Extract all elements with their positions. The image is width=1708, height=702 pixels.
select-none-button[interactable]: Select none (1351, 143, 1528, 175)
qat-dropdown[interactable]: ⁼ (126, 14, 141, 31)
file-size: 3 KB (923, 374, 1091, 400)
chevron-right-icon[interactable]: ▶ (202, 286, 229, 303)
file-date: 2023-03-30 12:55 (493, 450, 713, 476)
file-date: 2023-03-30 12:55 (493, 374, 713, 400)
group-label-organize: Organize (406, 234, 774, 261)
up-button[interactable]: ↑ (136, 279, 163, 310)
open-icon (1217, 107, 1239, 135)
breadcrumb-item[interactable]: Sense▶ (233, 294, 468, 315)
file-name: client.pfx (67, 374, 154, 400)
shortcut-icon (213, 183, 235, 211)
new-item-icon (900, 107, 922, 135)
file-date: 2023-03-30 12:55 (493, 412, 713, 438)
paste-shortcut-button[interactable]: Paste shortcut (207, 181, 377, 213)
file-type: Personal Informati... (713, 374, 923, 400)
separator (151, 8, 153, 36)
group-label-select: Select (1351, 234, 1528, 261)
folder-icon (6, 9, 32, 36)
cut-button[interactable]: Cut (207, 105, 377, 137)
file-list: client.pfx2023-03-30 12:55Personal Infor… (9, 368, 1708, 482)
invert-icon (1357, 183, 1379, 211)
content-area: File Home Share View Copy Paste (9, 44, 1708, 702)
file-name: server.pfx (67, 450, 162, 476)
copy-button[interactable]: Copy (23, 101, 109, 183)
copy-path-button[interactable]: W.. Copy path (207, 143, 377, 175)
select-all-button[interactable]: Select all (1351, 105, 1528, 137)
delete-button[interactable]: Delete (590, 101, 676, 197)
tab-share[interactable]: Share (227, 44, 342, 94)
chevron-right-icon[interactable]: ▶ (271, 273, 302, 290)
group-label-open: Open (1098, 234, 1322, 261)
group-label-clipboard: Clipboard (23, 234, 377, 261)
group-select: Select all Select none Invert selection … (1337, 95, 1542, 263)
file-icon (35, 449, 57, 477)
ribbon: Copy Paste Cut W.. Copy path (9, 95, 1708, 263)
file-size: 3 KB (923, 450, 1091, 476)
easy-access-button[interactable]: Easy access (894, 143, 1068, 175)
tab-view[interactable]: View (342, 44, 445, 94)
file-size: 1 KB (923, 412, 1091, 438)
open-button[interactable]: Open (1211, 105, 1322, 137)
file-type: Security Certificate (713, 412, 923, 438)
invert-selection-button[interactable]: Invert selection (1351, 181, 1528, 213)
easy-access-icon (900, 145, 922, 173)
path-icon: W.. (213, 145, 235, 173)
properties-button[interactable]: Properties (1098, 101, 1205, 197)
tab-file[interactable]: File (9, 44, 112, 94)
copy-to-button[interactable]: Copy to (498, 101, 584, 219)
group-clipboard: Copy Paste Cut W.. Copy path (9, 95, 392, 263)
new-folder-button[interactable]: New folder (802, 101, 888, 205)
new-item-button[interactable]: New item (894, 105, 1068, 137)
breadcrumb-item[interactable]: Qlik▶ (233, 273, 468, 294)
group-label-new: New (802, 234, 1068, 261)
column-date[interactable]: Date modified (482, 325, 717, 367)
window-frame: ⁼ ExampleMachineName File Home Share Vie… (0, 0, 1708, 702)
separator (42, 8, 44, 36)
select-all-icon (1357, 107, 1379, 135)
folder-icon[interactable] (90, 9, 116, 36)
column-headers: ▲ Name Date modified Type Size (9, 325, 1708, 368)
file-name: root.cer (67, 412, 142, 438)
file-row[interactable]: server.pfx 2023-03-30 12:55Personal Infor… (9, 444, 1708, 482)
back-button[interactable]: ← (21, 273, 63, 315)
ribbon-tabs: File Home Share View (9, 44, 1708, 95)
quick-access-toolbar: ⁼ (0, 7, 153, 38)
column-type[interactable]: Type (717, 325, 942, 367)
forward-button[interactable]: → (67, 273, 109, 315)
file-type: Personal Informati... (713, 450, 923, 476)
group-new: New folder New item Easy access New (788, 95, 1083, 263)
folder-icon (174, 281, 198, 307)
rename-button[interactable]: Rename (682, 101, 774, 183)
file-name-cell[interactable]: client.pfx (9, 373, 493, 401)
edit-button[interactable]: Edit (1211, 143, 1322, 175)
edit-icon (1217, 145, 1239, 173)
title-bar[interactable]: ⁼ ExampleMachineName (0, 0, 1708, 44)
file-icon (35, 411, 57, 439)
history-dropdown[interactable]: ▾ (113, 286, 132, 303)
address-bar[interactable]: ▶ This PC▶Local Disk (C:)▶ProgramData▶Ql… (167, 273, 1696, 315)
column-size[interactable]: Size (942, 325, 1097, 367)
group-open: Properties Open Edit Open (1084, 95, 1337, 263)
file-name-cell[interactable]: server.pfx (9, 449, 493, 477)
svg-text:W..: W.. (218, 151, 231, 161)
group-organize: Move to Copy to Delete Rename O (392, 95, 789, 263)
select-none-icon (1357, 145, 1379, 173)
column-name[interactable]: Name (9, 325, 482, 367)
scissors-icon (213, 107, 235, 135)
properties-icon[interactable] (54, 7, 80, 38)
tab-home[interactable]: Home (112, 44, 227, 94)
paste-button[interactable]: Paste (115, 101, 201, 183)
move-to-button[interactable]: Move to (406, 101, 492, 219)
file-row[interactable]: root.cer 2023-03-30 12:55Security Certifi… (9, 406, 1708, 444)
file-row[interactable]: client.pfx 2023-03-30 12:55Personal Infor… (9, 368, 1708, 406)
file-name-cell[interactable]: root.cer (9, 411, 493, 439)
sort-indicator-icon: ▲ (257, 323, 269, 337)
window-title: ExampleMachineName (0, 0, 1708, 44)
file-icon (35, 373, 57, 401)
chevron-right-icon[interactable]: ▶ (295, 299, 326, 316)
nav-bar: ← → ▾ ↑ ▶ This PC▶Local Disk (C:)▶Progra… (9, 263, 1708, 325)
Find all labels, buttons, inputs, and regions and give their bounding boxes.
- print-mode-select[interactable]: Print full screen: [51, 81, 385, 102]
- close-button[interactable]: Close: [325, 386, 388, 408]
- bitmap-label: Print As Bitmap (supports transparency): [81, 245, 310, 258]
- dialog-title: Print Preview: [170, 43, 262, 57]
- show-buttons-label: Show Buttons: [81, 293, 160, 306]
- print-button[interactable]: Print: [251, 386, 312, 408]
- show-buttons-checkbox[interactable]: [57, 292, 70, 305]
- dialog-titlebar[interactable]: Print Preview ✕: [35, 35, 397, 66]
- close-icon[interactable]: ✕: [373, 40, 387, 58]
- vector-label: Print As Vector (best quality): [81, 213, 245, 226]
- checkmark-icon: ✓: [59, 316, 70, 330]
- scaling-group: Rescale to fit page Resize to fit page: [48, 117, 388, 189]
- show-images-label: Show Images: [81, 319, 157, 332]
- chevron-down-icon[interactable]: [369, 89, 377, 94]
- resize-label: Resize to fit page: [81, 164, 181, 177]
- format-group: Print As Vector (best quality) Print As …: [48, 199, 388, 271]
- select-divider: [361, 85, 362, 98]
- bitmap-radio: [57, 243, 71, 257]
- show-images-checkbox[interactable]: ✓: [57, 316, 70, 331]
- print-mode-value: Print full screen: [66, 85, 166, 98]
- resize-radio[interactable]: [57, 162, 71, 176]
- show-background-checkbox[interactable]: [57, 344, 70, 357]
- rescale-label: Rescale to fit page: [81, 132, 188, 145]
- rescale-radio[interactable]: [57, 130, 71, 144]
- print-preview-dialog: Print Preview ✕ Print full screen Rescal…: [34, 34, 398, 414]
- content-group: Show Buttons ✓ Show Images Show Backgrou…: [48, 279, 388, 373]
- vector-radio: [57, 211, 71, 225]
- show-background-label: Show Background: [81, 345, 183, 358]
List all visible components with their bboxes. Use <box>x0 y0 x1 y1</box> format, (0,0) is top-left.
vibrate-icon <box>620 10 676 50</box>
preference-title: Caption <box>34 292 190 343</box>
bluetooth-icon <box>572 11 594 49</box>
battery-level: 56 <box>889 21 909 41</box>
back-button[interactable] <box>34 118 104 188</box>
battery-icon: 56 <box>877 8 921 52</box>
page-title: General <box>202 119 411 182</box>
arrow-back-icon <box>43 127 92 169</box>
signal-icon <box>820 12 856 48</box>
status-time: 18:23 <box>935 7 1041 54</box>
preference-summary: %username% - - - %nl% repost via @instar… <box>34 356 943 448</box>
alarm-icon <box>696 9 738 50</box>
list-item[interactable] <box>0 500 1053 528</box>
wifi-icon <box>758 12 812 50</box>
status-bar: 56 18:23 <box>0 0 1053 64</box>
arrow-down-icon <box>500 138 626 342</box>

----------------------------------------

* _PROBLEM STATEMENT_
Lay out as a numbered list, leaving out blank lines, the lines from the start of the listing through the line containing "file-size: 3 KB (923, 374, 1091, 400)".

* _ANSWER_
1. Extract all elements with their positions. The image is width=1708, height=702 pixels.
2. select-none-button[interactable]: Select none (1351, 143, 1528, 175)
3. qat-dropdown[interactable]: ⁼ (126, 14, 141, 31)
4. file-size: 3 KB (923, 374, 1091, 400)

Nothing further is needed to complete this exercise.